[Items listed in a dataset]
* BEGIN *

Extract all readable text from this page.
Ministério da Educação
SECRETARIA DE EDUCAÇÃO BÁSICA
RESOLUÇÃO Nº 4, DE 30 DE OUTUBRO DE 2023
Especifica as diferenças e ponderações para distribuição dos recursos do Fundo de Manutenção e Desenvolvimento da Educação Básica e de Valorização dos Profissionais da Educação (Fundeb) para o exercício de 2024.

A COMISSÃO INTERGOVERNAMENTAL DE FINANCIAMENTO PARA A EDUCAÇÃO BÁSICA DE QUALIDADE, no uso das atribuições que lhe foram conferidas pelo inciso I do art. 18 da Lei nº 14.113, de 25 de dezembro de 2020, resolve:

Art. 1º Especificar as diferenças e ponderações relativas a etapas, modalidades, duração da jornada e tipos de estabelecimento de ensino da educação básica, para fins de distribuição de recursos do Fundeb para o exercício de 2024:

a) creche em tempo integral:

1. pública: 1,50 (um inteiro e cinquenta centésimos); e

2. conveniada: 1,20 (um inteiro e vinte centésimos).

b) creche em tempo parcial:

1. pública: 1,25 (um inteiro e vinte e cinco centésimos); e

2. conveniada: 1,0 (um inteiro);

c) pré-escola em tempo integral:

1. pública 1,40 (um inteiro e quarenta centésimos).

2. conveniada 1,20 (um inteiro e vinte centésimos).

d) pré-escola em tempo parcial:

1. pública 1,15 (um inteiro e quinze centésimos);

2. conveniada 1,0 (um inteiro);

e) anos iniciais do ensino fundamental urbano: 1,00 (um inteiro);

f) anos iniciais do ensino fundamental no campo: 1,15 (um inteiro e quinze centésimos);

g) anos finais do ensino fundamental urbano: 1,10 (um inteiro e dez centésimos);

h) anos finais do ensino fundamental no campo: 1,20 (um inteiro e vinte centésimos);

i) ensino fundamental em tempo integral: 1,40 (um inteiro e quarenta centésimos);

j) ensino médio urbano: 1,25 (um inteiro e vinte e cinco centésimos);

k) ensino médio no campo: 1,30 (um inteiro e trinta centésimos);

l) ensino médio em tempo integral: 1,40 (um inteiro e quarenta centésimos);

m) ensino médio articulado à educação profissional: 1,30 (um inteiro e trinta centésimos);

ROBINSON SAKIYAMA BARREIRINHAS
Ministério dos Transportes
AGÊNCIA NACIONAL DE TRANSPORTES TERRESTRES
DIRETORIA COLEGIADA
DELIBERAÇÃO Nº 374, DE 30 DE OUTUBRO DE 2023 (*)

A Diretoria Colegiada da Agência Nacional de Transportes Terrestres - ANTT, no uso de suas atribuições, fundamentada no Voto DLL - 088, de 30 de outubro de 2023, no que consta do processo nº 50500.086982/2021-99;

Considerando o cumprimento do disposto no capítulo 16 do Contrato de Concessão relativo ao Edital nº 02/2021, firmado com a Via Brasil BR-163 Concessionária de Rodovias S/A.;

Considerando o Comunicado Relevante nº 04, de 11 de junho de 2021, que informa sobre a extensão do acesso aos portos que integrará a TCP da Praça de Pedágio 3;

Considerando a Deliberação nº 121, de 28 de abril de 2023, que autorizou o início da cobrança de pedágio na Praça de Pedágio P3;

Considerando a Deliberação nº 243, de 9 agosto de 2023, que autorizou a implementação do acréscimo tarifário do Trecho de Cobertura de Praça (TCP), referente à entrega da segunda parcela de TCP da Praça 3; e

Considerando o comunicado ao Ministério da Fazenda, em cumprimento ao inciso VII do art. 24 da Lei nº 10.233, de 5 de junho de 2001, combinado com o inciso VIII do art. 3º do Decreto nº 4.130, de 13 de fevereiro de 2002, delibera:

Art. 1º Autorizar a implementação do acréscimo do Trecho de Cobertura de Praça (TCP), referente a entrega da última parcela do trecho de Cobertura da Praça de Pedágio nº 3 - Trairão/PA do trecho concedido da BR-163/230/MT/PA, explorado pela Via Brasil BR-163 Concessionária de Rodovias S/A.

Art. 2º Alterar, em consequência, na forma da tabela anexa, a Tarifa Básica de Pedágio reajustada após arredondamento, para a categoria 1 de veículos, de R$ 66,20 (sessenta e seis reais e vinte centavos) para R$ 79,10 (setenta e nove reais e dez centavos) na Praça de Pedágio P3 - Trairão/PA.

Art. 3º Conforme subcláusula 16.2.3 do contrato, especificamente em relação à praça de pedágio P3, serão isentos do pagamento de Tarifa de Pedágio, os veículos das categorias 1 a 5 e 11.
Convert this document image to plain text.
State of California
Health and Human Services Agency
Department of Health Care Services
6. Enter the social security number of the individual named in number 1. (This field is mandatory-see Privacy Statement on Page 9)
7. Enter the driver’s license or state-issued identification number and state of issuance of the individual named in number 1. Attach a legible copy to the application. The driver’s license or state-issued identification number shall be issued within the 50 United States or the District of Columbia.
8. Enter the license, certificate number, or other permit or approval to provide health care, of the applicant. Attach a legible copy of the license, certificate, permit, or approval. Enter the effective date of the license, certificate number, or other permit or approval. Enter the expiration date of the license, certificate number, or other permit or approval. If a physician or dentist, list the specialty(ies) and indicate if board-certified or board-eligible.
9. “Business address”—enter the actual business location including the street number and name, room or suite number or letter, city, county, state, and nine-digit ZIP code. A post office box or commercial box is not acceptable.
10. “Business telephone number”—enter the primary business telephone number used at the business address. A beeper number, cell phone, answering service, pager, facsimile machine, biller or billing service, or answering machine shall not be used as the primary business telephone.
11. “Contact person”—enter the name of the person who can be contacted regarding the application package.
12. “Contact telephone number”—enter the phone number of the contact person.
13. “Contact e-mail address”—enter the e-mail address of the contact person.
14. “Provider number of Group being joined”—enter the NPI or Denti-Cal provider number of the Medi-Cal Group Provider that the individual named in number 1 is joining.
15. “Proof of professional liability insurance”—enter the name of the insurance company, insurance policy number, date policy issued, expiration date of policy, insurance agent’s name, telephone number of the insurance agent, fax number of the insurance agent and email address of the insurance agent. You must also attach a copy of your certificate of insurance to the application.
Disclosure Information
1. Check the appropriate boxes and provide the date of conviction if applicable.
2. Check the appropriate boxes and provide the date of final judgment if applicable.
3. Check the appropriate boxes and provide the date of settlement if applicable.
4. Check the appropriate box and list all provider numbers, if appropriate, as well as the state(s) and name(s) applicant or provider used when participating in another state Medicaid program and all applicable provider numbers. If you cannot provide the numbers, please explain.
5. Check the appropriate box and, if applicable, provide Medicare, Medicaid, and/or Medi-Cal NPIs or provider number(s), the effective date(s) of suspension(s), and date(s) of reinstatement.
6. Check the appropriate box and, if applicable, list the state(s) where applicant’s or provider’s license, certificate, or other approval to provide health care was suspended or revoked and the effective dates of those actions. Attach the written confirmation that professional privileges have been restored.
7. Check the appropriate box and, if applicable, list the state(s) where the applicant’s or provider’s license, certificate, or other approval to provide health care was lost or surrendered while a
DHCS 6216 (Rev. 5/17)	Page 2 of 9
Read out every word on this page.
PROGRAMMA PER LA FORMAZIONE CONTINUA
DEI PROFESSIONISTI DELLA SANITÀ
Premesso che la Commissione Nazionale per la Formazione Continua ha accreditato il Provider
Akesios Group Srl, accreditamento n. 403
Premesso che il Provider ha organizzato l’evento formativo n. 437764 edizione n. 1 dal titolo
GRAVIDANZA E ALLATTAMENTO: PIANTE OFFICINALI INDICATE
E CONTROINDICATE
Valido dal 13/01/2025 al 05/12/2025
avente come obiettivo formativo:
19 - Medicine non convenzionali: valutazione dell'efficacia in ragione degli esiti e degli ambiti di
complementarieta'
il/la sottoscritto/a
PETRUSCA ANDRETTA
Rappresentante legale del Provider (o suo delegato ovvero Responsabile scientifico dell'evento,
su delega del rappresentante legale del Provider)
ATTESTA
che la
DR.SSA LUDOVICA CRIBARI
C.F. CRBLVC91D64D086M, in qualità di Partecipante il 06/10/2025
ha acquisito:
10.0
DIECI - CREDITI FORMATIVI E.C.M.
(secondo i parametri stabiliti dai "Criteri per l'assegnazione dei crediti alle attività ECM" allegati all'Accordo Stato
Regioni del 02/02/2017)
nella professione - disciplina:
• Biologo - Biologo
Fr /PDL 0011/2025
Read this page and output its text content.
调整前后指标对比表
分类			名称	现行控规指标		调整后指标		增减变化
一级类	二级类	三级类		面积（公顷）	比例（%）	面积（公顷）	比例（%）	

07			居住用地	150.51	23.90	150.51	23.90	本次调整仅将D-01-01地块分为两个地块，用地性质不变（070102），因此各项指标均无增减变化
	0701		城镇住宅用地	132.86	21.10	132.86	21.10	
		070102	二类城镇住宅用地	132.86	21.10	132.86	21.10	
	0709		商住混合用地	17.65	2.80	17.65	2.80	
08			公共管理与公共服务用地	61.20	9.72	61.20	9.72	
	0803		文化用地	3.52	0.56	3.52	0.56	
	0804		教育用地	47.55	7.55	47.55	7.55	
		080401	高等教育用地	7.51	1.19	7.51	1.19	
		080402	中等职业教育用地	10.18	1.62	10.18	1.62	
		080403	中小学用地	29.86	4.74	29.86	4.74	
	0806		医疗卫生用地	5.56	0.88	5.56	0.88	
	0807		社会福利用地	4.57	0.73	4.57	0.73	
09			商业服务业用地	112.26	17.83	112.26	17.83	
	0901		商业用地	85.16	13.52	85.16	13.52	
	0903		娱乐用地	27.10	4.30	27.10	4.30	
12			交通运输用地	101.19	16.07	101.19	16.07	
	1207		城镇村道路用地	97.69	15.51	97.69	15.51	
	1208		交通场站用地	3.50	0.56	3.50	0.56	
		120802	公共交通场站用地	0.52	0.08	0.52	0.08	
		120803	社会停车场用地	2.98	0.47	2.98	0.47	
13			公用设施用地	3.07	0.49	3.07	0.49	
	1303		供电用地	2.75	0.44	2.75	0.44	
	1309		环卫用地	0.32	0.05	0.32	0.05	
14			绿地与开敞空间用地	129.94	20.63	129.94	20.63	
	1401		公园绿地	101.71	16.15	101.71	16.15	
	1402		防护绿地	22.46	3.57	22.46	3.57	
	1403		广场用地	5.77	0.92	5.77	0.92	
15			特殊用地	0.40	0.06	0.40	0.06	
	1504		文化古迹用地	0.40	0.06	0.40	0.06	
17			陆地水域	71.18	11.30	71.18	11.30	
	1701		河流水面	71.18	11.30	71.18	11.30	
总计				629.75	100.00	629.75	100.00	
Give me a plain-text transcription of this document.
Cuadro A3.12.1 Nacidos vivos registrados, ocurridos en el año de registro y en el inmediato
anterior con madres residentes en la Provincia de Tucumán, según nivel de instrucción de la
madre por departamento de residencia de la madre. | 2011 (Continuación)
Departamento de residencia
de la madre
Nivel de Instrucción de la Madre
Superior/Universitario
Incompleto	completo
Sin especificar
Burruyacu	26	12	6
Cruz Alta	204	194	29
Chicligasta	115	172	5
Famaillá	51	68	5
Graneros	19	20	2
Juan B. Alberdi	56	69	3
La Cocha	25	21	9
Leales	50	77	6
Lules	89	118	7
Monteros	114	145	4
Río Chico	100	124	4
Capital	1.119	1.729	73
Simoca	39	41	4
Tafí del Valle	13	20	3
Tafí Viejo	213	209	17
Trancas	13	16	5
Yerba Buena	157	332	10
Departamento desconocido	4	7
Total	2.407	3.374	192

* END *

STATED GOAL:
Pick out the lines above containing the word "telephone", then copy them.

SOLUTION TO THE EXERCISE:
10. “Business telephone number”—enter the primary business telephone number used at the business address. A beeper number, cell phone, answering service, pager, facsimile machine, biller or billing service, or answering machine shall not be used as the primary business telephone.
12. “Contact telephone number”—enter the phone number of the contact person.
15. “Proof of professional liability insurance”—enter the name of the insurance company, insurance policy number, date policy issued, expiration date of policy, insurance agent’s name, telephone number of the insurance agent, fax number of the insurance agent and email address of the insurance agent. You must also attach a copy of your certificate of insurance to the application.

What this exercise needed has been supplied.